- _PROBLEM TO WORK ON_: Please copy every line of the records below verbatim, leaving out the pictures.

(Records from a layout dataset)
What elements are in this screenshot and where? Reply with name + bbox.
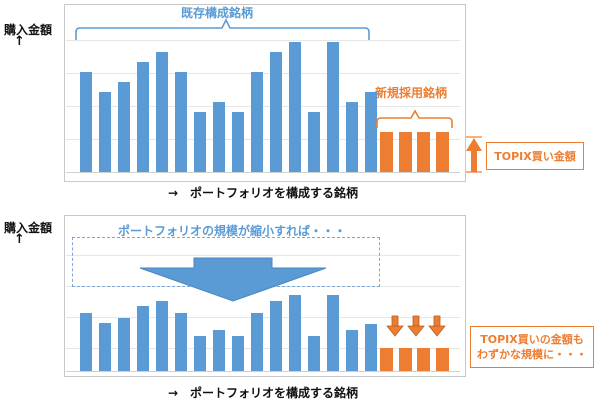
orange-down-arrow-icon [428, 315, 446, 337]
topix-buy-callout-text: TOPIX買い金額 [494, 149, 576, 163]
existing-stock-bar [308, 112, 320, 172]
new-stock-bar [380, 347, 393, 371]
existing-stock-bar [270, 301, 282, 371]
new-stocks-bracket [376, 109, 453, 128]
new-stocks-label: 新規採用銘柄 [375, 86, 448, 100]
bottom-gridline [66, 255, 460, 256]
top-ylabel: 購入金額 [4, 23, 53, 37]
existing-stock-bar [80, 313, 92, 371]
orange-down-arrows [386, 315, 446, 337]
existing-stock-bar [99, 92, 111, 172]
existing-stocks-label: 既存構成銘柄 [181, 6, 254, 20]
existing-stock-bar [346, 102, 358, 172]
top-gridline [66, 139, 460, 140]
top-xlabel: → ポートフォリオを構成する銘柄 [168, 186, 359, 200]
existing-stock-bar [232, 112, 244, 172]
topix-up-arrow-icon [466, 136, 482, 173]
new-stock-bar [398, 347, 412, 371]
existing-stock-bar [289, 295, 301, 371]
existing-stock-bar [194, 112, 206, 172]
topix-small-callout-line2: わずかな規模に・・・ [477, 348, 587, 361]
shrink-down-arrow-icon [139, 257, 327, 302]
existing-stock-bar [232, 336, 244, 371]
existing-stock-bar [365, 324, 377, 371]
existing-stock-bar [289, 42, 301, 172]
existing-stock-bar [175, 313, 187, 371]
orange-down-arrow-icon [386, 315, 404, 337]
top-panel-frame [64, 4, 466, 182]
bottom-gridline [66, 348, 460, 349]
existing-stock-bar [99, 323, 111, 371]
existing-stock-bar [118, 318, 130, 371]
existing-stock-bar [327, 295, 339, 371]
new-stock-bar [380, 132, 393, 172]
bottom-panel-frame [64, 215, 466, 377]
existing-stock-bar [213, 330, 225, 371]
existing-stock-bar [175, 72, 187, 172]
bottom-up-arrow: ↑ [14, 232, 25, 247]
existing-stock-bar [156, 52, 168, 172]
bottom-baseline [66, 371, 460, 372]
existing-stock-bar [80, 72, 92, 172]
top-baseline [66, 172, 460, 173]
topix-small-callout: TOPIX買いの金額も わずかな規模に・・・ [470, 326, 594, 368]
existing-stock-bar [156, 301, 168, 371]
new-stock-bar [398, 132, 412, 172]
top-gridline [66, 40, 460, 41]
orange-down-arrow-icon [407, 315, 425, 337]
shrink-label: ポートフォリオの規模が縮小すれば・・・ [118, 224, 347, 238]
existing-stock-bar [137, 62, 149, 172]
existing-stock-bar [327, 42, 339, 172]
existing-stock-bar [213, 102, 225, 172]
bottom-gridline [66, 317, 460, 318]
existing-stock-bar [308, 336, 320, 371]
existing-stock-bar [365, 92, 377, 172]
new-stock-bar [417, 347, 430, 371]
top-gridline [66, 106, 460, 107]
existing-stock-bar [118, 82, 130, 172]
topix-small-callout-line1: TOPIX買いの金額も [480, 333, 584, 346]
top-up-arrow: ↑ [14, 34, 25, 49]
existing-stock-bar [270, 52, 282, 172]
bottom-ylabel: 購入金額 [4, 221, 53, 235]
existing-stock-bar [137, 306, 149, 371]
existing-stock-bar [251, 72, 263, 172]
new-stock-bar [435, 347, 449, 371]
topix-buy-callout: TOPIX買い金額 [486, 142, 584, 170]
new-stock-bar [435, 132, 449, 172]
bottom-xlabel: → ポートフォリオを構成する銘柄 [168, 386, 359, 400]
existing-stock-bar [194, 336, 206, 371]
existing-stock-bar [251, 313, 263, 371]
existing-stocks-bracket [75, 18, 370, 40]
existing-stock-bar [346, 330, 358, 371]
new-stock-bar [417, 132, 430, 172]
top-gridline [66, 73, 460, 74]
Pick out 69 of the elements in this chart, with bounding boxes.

- _WORKED SOLUTION_:
What elements are in this screenshot and where? Reply with name + bbox.
orange-down-arrow-icon [428, 315, 446, 337]
topix-buy-callout-text: TOPIX買い金額 [494, 149, 576, 163]
existing-stock-bar [308, 112, 320, 172]
new-stock-bar [380, 347, 393, 371]
existing-stock-bar [270, 301, 282, 371]
new-stocks-bracket [376, 109, 453, 128]
new-stocks-label: 新規採用銘柄 [375, 86, 448, 100]
bottom-gridline [66, 255, 460, 256]
top-ylabel: 購入金額 [4, 23, 53, 37]
existing-stock-bar [80, 313, 92, 371]
orange-down-arrows [386, 315, 446, 337]
existing-stock-bar [99, 92, 111, 172]
existing-stocks-label: 既存構成銘柄 [181, 6, 254, 20]
existing-stock-bar [346, 102, 358, 172]
top-gridline [66, 139, 460, 140]
top-xlabel: → ポートフォリオを構成する銘柄 [168, 186, 359, 200]
existing-stock-bar [232, 112, 244, 172]
topix-up-arrow-icon [466, 136, 482, 173]
new-stock-bar [398, 347, 412, 371]
existing-stock-bar [289, 295, 301, 371]
existing-stock-bar [194, 112, 206, 172]
topix-small-callout-line2: わずかな規模に・・・ [477, 348, 587, 361]
shrink-down-arrow-icon [139, 257, 327, 302]
existing-stock-bar [232, 336, 244, 371]
existing-stock-bar [365, 324, 377, 371]
existing-stock-bar [289, 42, 301, 172]
existing-stock-bar [175, 313, 187, 371]
orange-down-arrow-icon [386, 315, 404, 337]
top-panel-frame [64, 4, 466, 182]
bottom-gridline [66, 348, 460, 349]
existing-stock-bar [99, 323, 111, 371]
existing-stock-bar [118, 318, 130, 371]
existing-stock-bar [327, 295, 339, 371]
new-stock-bar [380, 132, 393, 172]
bottom-panel-frame [64, 215, 466, 377]
existing-stock-bar [213, 330, 225, 371]
existing-stock-bar [175, 72, 187, 172]
bottom-up-arrow: ↑ [14, 232, 25, 247]
existing-stock-bar [156, 52, 168, 172]
bottom-baseline [66, 371, 460, 372]
existing-stock-bar [80, 72, 92, 172]
top-baseline [66, 172, 460, 173]
topix-small-callout: TOPIX買いの金額も わずかな規模に・・・ [470, 326, 594, 368]
existing-stock-bar [156, 301, 168, 371]
new-stock-bar [398, 132, 412, 172]
top-gridline [66, 40, 460, 41]
orange-down-arrow-icon [407, 315, 425, 337]
shrink-label: ポートフォリオの規模が縮小すれば・・・ [118, 224, 347, 238]
existing-stock-bar [137, 62, 149, 172]
existing-stock-bar [327, 42, 339, 172]
existing-stock-bar [213, 102, 225, 172]
bottom-gridline [66, 317, 460, 318]
existing-stock-bar [308, 336, 320, 371]
existing-stock-bar [365, 92, 377, 172]
new-stock-bar [417, 347, 430, 371]
top-gridline [66, 106, 460, 107]
existing-stock-bar [118, 82, 130, 172]
topix-small-callout-line1: TOPIX買いの金額も [480, 333, 584, 346]
top-up-arrow: ↑ [14, 34, 25, 49]
existing-stock-bar [270, 52, 282, 172]
bottom-ylabel: 購入金額 [4, 221, 53, 235]
existing-stock-bar [137, 306, 149, 371]
existing-stock-bar [251, 72, 263, 172]
new-stock-bar [435, 347, 449, 371]
topix-buy-callout: TOPIX買い金額 [486, 142, 584, 170]
new-stock-bar [435, 132, 449, 172]
bottom-xlabel: → ポートフォリオを構成する銘柄 [168, 386, 359, 400]
existing-stock-bar [194, 336, 206, 371]
existing-stock-bar [251, 313, 263, 371]
existing-stocks-bracket [75, 18, 370, 40]
existing-stock-bar [346, 330, 358, 371]
new-stock-bar [417, 132, 430, 172]
top-gridline [66, 73, 460, 74]
Pick out 69 of the elements in this chart, with bounding boxes.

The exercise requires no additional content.